Dataset rows
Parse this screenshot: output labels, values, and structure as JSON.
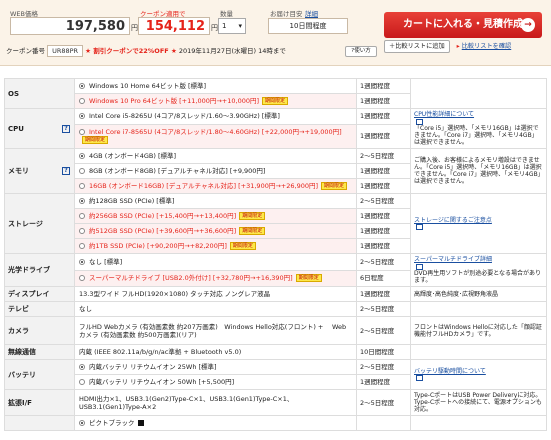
{
  "header": {
    "web_price_label": "WEB価格",
    "web_price": "197,580",
    "yen": "円",
    "coupon_price_label": "クーポン適用で",
    "coupon_price": "154,112",
    "qty_label": "数量",
    "qty_value": "1",
    "delivery_label": "お届け目安",
    "delivery_detail": "詳細",
    "delivery_value": "10日間程度",
    "cart_button": "カートに入れる・見積作成",
    "cart_arrow": "→",
    "coupon_code_label": "クーポン番号",
    "coupon_code": "UR88PR",
    "coupon_offer": "★ 割引クーポンで22%OFF ★",
    "coupon_deadline": "2019年11月27日(水曜日) 14時まで",
    "howto_button": "?使い方",
    "compare_add": "比較リストに追加",
    "compare_view": "比較リストを確認"
  },
  "rows": [
    {
      "cat": "OS",
      "help": false,
      "options": [
        {
          "text": "Windows 10 Home 64ビット版 [標準]",
          "sel": true,
          "ltd": false,
          "dl": "1週間程度"
        },
        {
          "text": "Windows 10 Pro 64ビット版 [+11,000円→+10,000円]",
          "sel": false,
          "ltd": true,
          "dl": "1週間程度"
        }
      ],
      "note": ""
    },
    {
      "cat": "CPU",
      "help": true,
      "options": [
        {
          "text": "Intel Core i5-8265U (4コア/8スレッド/1.60～3.90GHz) [標準]",
          "sel": true,
          "ltd": false,
          "dl": "1週間程度"
        },
        {
          "text": "Intel Core i7-8565U (4コア/8スレッド/1.80～4.60GHz) [+22,000円→+19,000円]",
          "sel": false,
          "ltd": true,
          "dl": "1週間程度"
        }
      ],
      "note_link": "CPU性能詳細について",
      "note": "「Core i5」選択時、「メモリ16GB」は選択できません。「Core i7」選択時、「メモリ4GB」は選択できません。"
    },
    {
      "cat": "メモリ",
      "help": true,
      "options": [
        {
          "text": "4GB (オンボード4GB) [標準]",
          "sel": true,
          "ltd": false,
          "dl": "2～5日程度"
        },
        {
          "text": "8GB (オンボード8GB) [デュアルチャネル対応] [+9,900円]",
          "sel": false,
          "ltd": false,
          "dl": "1週間程度"
        },
        {
          "text": "16GB (オンボード16GB) [デュアルチャネル対応] [+31,900円→+26,900円]",
          "sel": false,
          "ltd": true,
          "dl": "1週間程度"
        }
      ],
      "note_link": "",
      "note": "ご購入後、お客様によるメモリ増設はできません。「Core i5」選択時、「メモリ16GB」は選択できません。「Core i7」選択時、「メモリ4GB」は選択できません。"
    },
    {
      "cat": "ストレージ",
      "help": false,
      "options": [
        {
          "text": "約128GB SSD (PCIe) [標準]",
          "sel": true,
          "ltd": false,
          "dl": "2～5日程度"
        },
        {
          "text": "約256GB SSD (PCIe) [+15,400円→+13,400円]",
          "sel": false,
          "ltd": true,
          "dl": "1週間程度"
        },
        {
          "text": "約512GB SSD (PCIe) [+39,600円→+36,600円]",
          "sel": false,
          "ltd": true,
          "dl": "1週間程度"
        },
        {
          "text": "約1TB SSD (PCIe) [+90,200円→+82,200円]",
          "sel": false,
          "ltd": true,
          "dl": "1週間程度"
        }
      ],
      "note_link": "ストレージに関するご注意点",
      "note": ""
    },
    {
      "cat": "光学ドライブ",
      "help": false,
      "options": [
        {
          "text": "なし [標準]",
          "sel": true,
          "ltd": false,
          "dl": "2～5日程度"
        },
        {
          "text": "スーパーマルチドライブ [USB2.0外付け] [+32,780円→+16,390円]",
          "sel": false,
          "ltd": true,
          "dl": "6日程度"
        }
      ],
      "note_link": "スーパーマルチドライブ詳細",
      "note": "DVD再生用ソフトが別途必要となる場合があります。"
    },
    {
      "cat": "ディスプレイ",
      "help": false,
      "static": "13.3型ワイド フルHD(1920×1080) タッチ対応 ノングレア液晶",
      "dl": "1週間程度",
      "note": "高輝度･高色純度･広視野角液晶"
    },
    {
      "cat": "テレビ",
      "help": false,
      "static": "なし",
      "dl": "2～5日程度",
      "note": ""
    },
    {
      "cat": "カメラ",
      "help": false,
      "static": "フルHD Webカメラ (有効画素数 約207万画素)　Windows Hello対応(フロント) + 　Webカメラ (有効画素数 約500万画素)(リア)",
      "dl": "2～5日程度",
      "note": "フロントはWindows Helloに対応した「顔認証機能付フルHDカメラ」です。"
    },
    {
      "cat": "無線通信",
      "help": false,
      "static": "内蔵 (IEEE 802.11a/b/g/n/ac準拠 + Bluetooth v5.0)",
      "dl": "10日間程度",
      "note": ""
    },
    {
      "cat": "バッテリ",
      "help": false,
      "options": [
        {
          "text": "内蔵バッテリ リチウムイオン 25Wh [標準]",
          "sel": true,
          "ltd": false,
          "dl": "2～5日程度"
        },
        {
          "text": "内蔵バッテリ リチウムイオン 50Wh [+5,500円]",
          "sel": false,
          "ltd": false,
          "dl": "1週間程度"
        }
      ],
      "note_link": "バッテリ駆動時間について",
      "note": ""
    },
    {
      "cat": "拡張I/F",
      "help": false,
      "static": "HDMI出力×1、USB3.1(Gen2)Type-C×1、USB3.1(Gen1)Type-C×1、USB3.1(Gen1)Type-A×2",
      "dl": "2～5日程度",
      "note": "Type-CポートはUSB Power Deliveryに対応。Type-Cポートへの接続にて、電源オプションも対応。"
    },
    {
      "cat": "",
      "help": false,
      "options": [
        {
          "text": "ピクトブラック",
          "sel": true,
          "ltd": false,
          "dl": "",
          "swatch": true
        }
      ],
      "note": ""
    }
  ],
  "ltd_label": "期間限定"
}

WORK TO COMPLETE:
The records above are to be restated exactly, without their pictures.

REPLY TO THE TASK:
Parse this screenshot: output labels, values, and structure as JSON.
{
  "header": {
    "web_price_label": "WEB価格",
    "web_price": "197,580",
    "yen": "円",
    "coupon_price_label": "クーポン適用で",
    "coupon_price": "154,112",
    "qty_label": "数量",
    "qty_value": "1",
    "delivery_label": "お届け目安",
    "delivery_detail": "詳細",
    "delivery_value": "10日間程度",
    "cart_button": "カートに入れる・見積作成",
    "cart_arrow": "→",
    "coupon_code_label": "クーポン番号",
    "coupon_code": "UR88PR",
    "coupon_offer": "★ 割引クーポンで22%OFF ★",
    "coupon_deadline": "2019年11月27日(水曜日) 14時まで",
    "howto_button": "?使い方",
    "compare_add": "比較リストに追加",
    "compare_view": "比較リストを確認"
  },
  "rows": [
    {
      "cat": "OS",
      "help": false,
      "options": [
        {
          "text": "Windows 10 Home 64ビット版 [標準]",
          "sel": true,
          "ltd": false,
          "dl": "1週間程度"
        },
        {
          "text": "Windows 10 Pro 64ビット版 [+11,000円→+10,000円]",
          "sel": false,
          "ltd": true,
          "dl": "1週間程度"
        }
      ],
      "note": ""
    },
    {
      "cat": "CPU",
      "help": true,
      "options": [
        {
          "text": "Intel Core i5-8265U (4コア/8スレッド/1.60～3.90GHz) [標準]",
          "sel": true,
          "ltd": false,
          "dl": "1週間程度"
        },
        {
          "text": "Intel Core i7-8565U (4コア/8スレッド/1.80～4.60GHz) [+22,000円→+19,000円]",
          "sel": false,
          "ltd": true,
          "dl": "1週間程度"
        }
      ],
      "note_link": "CPU性能詳細について",
      "note": "「Core i5」選択時、「メモリ16GB」は選択できません。「Core i7」選択時、「メモリ4GB」は選択できません。"
    },
    {
      "cat": "メモリ",
      "help": true,
      "options": [
        {
          "text": "4GB (オンボード4GB) [標準]",
          "sel": true,
          "ltd": false,
          "dl": "2～5日程度"
        },
        {
          "text": "8GB (オンボード8GB) [デュアルチャネル対応] [+9,900円]",
          "sel": false,
          "ltd": false,
          "dl": "1週間程度"
        },
        {
          "text": "16GB (オンボード16GB) [デュアルチャネル対応] [+31,900円→+26,900円]",
          "sel": false,
          "ltd": true,
          "dl": "1週間程度"
        }
      ],
      "note_link": "",
      "note": "ご購入後、お客様によるメモリ増設はできません。「Core i5」選択時、「メモリ16GB」は選択できません。「Core i7」選択時、「メモリ4GB」は選択できません。"
    },
    {
      "cat": "ストレージ",
      "help": false,
      "options": [
        {
          "text": "約128GB SSD (PCIe) [標準]",
          "sel": true,
          "ltd": false,
          "dl": "2～5日程度"
        },
        {
          "text": "約256GB SSD (PCIe) [+15,400円→+13,400円]",
          "sel": false,
          "ltd": true,
          "dl": "1週間程度"
        },
        {
          "text": "約512GB SSD (PCIe) [+39,600円→+36,600円]",
          "sel": false,
          "ltd": true,
          "dl": "1週間程度"
        },
        {
          "text": "約1TB SSD (PCIe) [+90,200円→+82,200円]",
          "sel": false,
          "ltd": true,
          "dl": "1週間程度"
        }
      ],
      "note_link": "ストレージに関するご注意点",
      "note": ""
    },
    {
      "cat": "光学ドライブ",
      "help": false,
      "options": [
        {
          "text": "なし [標準]",
          "sel": true,
          "ltd": false,
          "dl": "2～5日程度"
        },
        {
          "text": "スーパーマルチドライブ [USB2.0外付け] [+32,780円→+16,390円]",
          "sel": false,
          "ltd": true,
          "dl": "6日程度"
        }
      ],
      "note_link": "スーパーマルチドライブ詳細",
      "note": "DVD再生用ソフトが別途必要となる場合があります。"
    },
    {
      "cat": "ディスプレイ",
      "help": false,
      "static": "13.3型ワイド フルHD(1920×1080) タッチ対応 ノングレア液晶",
      "dl": "1週間程度",
      "note": "高輝度･高色純度･広視野角液晶"
    },
    {
      "cat": "テレビ",
      "help": false,
      "static": "なし",
      "dl": "2～5日程度",
      "note": ""
    },
    {
      "cat": "カメラ",
      "help": false,
      "static": "フルHD Webカメラ (有効画素数 約207万画素)　Windows Hello対応(フロント) + 　Webカメラ (有効画素数 約500万画素)(リア)",
      "dl": "2～5日程度",
      "note": "フロントはWindows Helloに対応した「顔認証機能付フルHDカメラ」です。"
    },
    {
      "cat": "無線通信",
      "help": false,
      "static": "内蔵 (IEEE 802.11a/b/g/n/ac準拠 + Bluetooth v5.0)",
      "dl": "10日間程度",
      "note": ""
    },
    {
      "cat": "バッテリ",
      "help": false,
      "options": [
        {
          "text": "内蔵バッテリ リチウムイオン 25Wh [標準]",
          "sel": true,
          "ltd": false,
          "dl": "2～5日程度"
        },
        {
          "text": "内蔵バッテリ リチウムイオン 50Wh [+5,500円]",
          "sel": false,
          "ltd": false,
          "dl": "1週間程度"
        }
      ],
      "note_link": "バッテリ駆動時間について",
      "note": ""
    },
    {
      "cat": "拡張I/F",
      "help": false,
      "static": "HDMI出力×1、USB3.1(Gen2)Type-C×1、USB3.1(Gen1)Type-C×1、USB3.1(Gen1)Type-A×2",
      "dl": "2～5日程度",
      "note": "Type-CポートはUSB Power Deliveryに対応。Type-Cポートへの接続にて、電源オプションも対応。"
    },
    {
      "cat": "",
      "help": false,
      "options": [
        {
          "text": "ピクトブラック",
          "sel": true,
          "ltd": false,
          "dl": "",
          "swatch": true
        }
      ],
      "note": ""
    }
  ],
  "ltd_label": "期間限定"
}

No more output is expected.